WHAT YOU NEED TO DO:
Write the listing out again, all of it, word for word.

DATA EXTRACT:
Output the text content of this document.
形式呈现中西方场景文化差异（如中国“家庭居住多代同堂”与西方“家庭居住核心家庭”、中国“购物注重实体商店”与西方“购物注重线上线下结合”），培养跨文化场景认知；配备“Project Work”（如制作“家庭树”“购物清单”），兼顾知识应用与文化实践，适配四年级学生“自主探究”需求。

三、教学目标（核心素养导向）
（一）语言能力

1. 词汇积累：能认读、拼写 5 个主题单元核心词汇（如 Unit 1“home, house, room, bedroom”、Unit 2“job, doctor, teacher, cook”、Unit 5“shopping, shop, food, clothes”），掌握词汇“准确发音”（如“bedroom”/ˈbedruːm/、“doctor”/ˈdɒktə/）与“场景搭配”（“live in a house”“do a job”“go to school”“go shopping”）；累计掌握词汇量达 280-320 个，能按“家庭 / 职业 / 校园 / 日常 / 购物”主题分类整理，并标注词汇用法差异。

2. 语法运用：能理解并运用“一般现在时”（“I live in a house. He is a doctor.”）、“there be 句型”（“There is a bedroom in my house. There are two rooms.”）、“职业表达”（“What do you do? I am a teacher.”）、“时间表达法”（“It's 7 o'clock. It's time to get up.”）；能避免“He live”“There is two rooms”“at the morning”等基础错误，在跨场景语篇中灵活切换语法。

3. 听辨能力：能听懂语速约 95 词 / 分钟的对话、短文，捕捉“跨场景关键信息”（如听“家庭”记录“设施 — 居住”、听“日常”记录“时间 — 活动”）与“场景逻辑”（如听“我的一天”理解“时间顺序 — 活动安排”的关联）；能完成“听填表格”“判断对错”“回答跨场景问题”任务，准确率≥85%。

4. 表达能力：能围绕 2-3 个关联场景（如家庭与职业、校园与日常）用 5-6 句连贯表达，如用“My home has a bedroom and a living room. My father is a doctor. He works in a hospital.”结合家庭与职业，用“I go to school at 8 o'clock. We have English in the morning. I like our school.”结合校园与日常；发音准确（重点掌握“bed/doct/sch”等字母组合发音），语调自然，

EXERCISE SOLUTION:
Output the text content of this document.
形式呈现中西方场景文化差异（如中国“家庭居住多代同堂”与西方“家庭居住核心家庭”、中国“购物注重实体商店”与西方“购物注重线上线下结合”），培养跨文化场景认知；配备“Project Work”（如制作“家庭树”“购物清单”），兼顾知识应用与文化实践，适配四年级学生“自主探究”需求。

三、教学目标（核心素养导向）
（一）语言能力

1. 词汇积累：能认读、拼写 5 个主题单元核心词汇（如 Unit 1“home, house, room, bedroom”、Unit 2“job, doctor, teacher, cook”、Unit 5“shopping, shop, food, clothes”），掌握词汇“准确发音”（如“bedroom”/ˈbedruːm/、“doctor”/ˈdɒktə/）与“场景搭配”（“live in a house”“do a job”“go to school”“go shopping”）；累计掌握词汇量达 280-320 个，能按“家庭 / 职业 / 校园 / 日常 / 购物”主题分类整理，并标注词汇用法差异。

2. 语法运用：能理解并运用“一般现在时”（“I live in a house. He is a doctor.”）、“there be 句型”（“There is a bedroom in my house. There are two rooms.”）、“职业表达”（“What do you do? I am a teacher.”）、“时间表达法”（“It's 7 o'clock. It's time to get up.”）；能避免“He live”“There is two rooms”“at the morning”等基础错误，在跨场景语篇中灵活切换语法。

3. 听辨能力：能听懂语速约 95 词 / 分钟的对话、短文，捕捉“跨场景关键信息”（如听“家庭”记录“设施 — 居住”、听“日常”记录“时间 — 活动”）与“场景逻辑”（如听“我的一天”理解“时间顺序 — 活动安排”的关联）；能完成“听填表格”“判断对错”“回答跨场景问题”任务，准确率≥85%。

4. 表达能力：能围绕 2-3 个关联场景（如家庭与职业、校园与日常）用 5-6 句连贯表达，如用“My home has a bedroom and a living room. My father is a doctor. He works in a hospital.”结合家庭与职业，用“I go to school at 8 o'clock. We have English in the morning. I like our school.”结合校园与日常；发音准确（重点掌握“bed/doct/sch”等字母组合发音），语调自然，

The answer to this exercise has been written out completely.